══ MATERIAL PROVIDED ══

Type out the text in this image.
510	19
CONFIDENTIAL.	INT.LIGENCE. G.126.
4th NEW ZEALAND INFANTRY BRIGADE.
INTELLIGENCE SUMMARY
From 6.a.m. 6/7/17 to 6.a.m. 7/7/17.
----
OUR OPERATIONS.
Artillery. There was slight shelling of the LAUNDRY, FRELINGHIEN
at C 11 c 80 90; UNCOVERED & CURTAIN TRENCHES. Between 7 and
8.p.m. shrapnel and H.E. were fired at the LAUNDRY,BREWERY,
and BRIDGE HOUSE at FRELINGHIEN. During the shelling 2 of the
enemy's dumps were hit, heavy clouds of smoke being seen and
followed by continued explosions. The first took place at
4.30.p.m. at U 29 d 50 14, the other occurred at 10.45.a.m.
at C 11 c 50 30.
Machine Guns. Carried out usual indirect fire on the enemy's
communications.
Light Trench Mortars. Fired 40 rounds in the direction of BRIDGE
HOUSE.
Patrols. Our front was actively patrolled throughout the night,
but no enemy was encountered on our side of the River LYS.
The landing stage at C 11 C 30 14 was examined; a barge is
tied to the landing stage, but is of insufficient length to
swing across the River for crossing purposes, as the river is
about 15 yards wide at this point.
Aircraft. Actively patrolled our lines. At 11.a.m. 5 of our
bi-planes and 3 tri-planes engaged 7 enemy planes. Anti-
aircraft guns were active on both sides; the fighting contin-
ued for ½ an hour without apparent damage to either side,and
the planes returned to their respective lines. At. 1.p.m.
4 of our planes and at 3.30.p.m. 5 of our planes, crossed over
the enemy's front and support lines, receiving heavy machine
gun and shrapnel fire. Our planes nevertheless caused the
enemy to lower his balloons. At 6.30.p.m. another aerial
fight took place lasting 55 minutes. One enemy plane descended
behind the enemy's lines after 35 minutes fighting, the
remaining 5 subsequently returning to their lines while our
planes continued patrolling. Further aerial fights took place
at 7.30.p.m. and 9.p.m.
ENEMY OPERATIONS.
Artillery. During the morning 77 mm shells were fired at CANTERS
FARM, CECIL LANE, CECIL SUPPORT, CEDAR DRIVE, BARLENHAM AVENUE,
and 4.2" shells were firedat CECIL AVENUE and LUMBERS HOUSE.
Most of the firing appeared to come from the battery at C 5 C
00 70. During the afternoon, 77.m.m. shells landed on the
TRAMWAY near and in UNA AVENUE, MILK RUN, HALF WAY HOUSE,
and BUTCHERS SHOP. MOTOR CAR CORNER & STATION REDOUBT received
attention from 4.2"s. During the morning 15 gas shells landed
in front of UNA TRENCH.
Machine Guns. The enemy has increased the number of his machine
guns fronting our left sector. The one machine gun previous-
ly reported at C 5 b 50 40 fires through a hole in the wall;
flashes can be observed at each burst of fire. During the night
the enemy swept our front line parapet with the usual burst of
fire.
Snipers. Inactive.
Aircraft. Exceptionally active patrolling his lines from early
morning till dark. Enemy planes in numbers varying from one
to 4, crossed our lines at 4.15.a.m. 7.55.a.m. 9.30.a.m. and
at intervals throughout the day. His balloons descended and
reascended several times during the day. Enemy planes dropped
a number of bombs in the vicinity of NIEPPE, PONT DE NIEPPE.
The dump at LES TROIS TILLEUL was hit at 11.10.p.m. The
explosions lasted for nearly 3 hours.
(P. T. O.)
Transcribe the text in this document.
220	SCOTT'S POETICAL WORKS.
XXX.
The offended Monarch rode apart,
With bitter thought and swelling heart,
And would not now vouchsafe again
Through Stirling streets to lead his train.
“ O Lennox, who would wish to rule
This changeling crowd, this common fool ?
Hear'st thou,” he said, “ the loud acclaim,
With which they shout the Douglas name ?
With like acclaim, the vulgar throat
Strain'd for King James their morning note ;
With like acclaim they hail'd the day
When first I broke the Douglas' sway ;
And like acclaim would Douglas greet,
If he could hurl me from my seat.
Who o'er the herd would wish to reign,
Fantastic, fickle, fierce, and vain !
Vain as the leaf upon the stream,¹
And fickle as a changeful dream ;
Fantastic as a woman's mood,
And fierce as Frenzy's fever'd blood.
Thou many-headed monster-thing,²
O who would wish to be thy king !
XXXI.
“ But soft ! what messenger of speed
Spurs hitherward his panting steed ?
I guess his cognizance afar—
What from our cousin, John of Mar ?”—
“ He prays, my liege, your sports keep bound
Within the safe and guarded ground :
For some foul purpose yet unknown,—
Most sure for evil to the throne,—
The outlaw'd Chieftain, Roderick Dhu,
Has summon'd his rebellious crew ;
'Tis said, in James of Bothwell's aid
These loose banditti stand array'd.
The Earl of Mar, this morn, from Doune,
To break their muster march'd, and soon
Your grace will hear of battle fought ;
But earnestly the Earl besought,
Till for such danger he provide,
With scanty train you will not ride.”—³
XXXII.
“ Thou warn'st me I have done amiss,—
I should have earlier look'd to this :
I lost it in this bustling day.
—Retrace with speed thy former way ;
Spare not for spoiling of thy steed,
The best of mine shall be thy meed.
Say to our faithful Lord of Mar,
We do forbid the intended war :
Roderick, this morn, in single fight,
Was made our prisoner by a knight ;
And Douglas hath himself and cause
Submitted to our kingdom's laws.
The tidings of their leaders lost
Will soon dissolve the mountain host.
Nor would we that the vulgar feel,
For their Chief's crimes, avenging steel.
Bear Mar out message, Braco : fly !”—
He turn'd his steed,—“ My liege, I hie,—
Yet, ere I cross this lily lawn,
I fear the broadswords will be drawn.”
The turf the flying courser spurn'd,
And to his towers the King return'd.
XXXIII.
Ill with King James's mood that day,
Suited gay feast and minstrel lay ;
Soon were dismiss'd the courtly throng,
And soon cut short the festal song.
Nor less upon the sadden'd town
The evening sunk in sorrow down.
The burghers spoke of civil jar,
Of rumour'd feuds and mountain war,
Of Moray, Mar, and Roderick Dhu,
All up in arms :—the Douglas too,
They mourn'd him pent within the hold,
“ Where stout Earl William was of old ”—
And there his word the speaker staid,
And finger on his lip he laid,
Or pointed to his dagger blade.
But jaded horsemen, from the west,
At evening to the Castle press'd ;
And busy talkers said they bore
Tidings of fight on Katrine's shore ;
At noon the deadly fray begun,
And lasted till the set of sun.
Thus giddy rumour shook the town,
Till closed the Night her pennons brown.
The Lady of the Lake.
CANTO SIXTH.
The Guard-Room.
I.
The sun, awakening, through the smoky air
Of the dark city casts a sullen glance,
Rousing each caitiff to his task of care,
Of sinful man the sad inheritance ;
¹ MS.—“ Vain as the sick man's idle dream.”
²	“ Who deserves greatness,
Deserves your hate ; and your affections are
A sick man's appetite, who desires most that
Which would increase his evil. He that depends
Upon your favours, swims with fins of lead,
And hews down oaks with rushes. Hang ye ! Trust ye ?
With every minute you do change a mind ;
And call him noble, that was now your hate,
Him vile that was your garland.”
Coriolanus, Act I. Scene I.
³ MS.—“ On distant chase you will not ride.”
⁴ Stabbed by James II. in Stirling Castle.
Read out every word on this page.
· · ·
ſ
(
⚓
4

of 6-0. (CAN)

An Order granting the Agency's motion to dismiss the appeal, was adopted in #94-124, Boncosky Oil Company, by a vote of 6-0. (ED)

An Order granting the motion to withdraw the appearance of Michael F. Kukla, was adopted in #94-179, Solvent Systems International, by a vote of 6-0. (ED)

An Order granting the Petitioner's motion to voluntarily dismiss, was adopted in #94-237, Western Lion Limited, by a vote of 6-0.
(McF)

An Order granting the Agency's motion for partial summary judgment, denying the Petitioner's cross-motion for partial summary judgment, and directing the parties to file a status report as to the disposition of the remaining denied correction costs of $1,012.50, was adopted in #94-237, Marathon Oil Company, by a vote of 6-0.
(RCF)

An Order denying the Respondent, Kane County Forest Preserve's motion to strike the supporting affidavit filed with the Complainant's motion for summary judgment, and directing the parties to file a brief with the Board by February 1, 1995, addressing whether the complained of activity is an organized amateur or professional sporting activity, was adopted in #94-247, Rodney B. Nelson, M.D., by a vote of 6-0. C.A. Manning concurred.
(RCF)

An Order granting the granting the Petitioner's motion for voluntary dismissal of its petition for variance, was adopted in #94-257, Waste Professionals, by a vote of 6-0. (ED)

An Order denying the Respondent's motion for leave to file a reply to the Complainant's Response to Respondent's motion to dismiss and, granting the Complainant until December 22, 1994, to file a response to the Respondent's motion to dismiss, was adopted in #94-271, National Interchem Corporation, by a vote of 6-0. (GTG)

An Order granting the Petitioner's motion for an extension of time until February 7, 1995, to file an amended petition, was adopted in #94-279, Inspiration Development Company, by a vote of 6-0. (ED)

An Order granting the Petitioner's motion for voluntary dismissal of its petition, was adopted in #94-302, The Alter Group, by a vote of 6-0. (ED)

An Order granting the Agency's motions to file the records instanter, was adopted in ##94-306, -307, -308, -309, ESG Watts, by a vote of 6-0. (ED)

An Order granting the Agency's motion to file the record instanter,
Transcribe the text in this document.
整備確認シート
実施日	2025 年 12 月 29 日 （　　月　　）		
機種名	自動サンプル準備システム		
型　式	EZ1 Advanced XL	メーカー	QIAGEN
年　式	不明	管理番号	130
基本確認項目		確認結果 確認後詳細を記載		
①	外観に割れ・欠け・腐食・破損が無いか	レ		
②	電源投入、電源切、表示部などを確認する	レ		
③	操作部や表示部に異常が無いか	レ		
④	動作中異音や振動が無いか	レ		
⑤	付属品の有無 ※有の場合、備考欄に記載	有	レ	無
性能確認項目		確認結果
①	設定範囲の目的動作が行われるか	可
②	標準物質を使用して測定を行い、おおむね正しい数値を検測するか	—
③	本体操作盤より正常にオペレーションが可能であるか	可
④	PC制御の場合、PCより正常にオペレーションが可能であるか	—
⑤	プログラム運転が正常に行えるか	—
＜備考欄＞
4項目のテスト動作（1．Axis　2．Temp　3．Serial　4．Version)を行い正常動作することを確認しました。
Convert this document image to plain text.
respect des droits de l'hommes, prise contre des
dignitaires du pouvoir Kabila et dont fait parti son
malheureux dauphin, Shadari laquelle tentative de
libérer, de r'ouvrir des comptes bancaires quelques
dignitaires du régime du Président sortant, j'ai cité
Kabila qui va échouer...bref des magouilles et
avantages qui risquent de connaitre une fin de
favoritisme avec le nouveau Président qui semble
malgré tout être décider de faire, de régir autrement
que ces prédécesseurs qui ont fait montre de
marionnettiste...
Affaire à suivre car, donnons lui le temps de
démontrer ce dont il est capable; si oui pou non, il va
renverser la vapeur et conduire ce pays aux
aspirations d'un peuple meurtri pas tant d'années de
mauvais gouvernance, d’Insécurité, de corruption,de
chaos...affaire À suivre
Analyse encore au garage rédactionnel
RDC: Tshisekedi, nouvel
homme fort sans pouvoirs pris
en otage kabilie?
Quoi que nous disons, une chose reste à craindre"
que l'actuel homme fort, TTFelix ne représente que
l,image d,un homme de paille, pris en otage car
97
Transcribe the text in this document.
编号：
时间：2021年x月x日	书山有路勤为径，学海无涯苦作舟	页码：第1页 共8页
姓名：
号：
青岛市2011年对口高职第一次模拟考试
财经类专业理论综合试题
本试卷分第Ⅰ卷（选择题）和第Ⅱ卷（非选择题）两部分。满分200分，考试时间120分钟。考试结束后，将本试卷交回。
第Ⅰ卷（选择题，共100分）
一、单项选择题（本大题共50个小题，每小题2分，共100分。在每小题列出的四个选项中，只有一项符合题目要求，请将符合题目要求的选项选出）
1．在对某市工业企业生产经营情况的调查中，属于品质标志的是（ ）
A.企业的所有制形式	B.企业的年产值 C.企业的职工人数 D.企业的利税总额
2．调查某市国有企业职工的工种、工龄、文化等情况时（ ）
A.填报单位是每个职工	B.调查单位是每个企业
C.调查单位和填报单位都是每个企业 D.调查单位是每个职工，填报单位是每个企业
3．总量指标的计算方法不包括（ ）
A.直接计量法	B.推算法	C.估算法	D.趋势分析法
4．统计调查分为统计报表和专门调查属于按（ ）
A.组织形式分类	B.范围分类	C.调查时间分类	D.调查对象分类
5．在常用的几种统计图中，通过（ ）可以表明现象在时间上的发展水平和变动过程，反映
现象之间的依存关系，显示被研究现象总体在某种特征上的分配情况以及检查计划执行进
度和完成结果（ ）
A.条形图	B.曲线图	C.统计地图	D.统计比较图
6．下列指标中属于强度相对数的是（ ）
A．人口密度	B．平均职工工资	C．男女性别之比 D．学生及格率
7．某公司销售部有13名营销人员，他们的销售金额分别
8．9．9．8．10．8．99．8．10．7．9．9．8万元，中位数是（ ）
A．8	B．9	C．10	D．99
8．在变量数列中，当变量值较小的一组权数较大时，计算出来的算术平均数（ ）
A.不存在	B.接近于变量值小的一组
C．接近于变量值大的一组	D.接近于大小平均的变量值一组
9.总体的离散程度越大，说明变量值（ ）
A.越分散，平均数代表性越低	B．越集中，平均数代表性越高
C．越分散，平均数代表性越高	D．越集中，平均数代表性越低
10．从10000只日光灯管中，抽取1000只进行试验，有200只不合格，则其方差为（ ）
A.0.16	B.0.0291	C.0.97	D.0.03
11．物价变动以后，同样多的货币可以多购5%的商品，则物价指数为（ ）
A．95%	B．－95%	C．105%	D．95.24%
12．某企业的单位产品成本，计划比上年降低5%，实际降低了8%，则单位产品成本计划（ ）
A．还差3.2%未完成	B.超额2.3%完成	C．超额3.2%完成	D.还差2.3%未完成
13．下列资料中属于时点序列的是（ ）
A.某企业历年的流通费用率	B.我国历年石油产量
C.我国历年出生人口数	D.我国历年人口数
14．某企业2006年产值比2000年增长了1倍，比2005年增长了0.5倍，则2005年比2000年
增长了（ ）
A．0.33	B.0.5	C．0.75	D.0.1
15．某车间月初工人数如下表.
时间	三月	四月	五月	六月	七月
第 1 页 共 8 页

═══

§ YOUR OBJECTIVE
Among the entries above, how many lines hold the word "Douglas"? Reply with only that number.

§ RESPONSE
5